— BEGIN Source records —

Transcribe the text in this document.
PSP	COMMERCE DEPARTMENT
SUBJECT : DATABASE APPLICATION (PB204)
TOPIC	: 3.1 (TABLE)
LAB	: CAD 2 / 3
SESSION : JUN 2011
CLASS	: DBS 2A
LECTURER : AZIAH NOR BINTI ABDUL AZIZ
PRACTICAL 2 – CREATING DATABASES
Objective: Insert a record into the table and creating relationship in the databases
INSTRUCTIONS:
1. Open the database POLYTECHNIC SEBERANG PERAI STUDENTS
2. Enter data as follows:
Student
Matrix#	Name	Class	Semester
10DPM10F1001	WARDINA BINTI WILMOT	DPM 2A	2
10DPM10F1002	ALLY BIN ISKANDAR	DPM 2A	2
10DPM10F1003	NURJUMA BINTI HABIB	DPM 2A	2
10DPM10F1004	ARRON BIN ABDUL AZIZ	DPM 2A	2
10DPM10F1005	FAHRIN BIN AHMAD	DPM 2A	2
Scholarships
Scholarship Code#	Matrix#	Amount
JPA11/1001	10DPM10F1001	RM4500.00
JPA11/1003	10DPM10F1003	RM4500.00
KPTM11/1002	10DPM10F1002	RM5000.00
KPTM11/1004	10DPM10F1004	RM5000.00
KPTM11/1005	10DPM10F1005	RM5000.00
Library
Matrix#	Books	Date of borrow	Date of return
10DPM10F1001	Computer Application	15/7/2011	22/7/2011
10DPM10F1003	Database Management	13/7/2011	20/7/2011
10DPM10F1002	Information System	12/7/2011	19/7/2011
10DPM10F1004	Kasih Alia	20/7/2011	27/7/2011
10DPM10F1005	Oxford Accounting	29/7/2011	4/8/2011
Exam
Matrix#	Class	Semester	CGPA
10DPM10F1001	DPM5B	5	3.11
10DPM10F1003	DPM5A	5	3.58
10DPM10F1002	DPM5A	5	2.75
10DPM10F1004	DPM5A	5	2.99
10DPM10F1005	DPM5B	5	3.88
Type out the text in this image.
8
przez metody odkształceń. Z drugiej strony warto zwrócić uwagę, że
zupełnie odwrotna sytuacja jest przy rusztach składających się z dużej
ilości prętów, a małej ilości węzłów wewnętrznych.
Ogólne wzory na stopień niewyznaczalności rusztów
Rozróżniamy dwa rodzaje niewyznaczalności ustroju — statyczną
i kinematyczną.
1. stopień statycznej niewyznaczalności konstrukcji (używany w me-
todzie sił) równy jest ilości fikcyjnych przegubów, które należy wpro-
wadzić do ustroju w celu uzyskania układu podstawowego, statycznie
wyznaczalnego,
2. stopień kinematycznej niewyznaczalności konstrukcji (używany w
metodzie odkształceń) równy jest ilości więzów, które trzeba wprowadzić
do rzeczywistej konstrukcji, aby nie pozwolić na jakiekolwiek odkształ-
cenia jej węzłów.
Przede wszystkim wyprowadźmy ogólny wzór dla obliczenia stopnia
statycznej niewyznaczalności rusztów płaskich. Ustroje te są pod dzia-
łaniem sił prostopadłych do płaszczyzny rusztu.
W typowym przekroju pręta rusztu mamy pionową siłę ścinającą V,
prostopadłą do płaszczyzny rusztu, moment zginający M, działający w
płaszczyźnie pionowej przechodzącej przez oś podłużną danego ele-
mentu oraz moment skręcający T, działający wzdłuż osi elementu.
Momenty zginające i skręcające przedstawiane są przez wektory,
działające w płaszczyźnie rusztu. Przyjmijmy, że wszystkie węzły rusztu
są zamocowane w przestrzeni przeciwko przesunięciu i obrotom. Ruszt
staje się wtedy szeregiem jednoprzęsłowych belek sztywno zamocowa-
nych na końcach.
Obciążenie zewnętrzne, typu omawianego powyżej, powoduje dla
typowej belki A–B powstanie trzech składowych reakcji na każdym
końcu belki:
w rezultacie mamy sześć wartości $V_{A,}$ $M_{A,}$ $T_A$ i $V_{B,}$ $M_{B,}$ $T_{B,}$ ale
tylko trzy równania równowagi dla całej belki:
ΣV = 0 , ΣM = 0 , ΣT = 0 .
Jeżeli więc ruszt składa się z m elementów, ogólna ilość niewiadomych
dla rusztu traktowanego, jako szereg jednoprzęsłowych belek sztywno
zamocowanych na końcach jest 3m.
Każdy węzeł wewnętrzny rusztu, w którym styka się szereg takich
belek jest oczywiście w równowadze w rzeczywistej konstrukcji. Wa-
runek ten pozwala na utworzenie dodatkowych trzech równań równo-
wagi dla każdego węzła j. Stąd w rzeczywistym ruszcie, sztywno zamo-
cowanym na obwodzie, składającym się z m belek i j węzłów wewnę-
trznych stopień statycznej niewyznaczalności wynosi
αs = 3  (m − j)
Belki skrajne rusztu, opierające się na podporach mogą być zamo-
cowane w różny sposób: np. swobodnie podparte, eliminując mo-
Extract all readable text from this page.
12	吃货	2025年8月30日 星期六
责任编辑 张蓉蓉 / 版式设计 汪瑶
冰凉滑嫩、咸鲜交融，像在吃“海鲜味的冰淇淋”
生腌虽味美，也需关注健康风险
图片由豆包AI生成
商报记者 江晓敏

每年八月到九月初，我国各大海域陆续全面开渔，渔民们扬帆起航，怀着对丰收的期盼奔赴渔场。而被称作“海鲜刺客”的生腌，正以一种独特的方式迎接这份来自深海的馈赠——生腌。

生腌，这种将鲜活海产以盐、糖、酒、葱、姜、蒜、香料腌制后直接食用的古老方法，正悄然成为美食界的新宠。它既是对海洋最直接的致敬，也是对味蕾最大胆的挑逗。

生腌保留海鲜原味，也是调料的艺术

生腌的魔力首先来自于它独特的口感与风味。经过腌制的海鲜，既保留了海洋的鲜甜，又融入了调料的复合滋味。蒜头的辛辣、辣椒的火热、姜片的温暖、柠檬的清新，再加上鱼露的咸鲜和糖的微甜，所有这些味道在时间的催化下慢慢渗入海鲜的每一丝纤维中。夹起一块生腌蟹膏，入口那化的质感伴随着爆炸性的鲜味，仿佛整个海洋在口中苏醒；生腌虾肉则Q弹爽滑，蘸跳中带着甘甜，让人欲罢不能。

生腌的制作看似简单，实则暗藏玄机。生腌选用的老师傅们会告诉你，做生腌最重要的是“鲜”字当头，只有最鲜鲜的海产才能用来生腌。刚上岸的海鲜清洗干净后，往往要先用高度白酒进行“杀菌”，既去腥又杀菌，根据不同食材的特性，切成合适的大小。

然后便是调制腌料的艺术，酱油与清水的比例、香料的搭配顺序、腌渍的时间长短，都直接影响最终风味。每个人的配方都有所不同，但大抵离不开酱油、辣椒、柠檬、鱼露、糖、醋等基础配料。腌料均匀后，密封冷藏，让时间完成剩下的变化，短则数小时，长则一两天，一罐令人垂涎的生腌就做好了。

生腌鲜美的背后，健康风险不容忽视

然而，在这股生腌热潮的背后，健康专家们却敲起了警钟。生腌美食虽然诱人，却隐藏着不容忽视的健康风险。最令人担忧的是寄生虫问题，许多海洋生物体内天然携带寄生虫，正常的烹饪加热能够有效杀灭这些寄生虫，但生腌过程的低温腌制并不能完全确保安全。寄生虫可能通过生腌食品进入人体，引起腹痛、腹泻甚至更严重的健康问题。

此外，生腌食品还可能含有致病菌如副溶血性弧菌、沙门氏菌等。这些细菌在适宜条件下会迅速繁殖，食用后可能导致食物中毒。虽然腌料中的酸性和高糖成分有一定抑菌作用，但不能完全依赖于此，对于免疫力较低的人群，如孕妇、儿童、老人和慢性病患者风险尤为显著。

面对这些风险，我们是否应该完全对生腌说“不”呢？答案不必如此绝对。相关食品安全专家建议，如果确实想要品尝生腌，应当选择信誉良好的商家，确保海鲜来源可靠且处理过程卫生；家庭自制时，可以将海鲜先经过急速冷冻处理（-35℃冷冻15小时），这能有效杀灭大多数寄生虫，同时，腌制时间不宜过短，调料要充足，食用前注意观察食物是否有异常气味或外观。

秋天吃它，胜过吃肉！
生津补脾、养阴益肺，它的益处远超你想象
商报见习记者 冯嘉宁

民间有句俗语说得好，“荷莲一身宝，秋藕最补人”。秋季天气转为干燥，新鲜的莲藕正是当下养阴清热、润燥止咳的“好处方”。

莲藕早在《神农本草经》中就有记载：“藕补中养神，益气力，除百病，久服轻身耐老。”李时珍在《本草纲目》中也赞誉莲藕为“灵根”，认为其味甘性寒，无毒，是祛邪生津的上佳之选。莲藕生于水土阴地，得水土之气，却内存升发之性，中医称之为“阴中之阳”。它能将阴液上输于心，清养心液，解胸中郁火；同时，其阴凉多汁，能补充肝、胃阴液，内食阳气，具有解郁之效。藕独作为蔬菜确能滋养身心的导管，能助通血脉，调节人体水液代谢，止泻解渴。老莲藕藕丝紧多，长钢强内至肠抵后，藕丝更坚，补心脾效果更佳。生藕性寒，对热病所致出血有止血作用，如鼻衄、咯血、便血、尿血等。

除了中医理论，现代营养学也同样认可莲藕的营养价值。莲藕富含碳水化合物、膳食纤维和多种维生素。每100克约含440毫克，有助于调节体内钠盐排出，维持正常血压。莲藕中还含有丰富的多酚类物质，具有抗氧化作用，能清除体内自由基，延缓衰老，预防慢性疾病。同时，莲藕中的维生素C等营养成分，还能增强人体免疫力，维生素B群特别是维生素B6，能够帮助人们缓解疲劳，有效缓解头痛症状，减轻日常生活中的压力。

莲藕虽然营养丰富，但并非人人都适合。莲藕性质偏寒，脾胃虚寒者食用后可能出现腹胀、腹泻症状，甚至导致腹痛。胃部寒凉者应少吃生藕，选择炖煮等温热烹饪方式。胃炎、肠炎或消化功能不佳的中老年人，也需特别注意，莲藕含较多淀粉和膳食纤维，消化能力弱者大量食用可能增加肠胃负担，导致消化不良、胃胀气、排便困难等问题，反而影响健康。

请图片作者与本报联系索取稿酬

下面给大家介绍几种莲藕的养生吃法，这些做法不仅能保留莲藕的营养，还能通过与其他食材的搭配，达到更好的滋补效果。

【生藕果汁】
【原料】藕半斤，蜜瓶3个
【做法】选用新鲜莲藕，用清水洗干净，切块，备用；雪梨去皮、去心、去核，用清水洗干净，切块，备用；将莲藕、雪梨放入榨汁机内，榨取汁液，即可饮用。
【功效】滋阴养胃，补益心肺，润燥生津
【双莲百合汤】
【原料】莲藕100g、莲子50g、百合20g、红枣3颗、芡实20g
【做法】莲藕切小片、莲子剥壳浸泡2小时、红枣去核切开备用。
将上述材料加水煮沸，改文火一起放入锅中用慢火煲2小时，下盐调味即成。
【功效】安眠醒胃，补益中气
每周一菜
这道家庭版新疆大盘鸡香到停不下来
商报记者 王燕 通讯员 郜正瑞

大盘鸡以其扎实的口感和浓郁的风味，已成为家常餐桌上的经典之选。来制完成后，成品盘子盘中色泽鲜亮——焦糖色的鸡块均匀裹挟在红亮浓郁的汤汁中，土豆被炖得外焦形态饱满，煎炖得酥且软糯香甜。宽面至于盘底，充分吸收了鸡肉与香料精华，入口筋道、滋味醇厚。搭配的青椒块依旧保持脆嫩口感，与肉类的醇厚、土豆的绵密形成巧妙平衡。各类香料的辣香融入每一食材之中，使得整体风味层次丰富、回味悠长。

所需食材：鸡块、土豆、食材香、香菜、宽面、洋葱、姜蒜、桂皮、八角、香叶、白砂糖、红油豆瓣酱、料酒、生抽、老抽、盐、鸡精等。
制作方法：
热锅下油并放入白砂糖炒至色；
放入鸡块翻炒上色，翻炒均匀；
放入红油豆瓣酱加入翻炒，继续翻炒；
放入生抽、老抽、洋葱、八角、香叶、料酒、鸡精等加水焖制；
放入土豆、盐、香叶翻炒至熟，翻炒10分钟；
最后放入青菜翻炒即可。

— END Source records —

Exercise task ::
Collect the lines that hold "jest".

Written solution ::
zupełnie odwrotna sytuacja jest przy rusztach składających się z dużej
todzie sił) równy jest ilości fikcyjnych przegubów, które należy wpro-
metodzie odkształceń) równy jest ilości więzów, które trzeba wprowadzić
zamocowanych na końcach jest 3m.
belek jest oczywiście w równowadze w rzeczywistej konstrukcji. Wa-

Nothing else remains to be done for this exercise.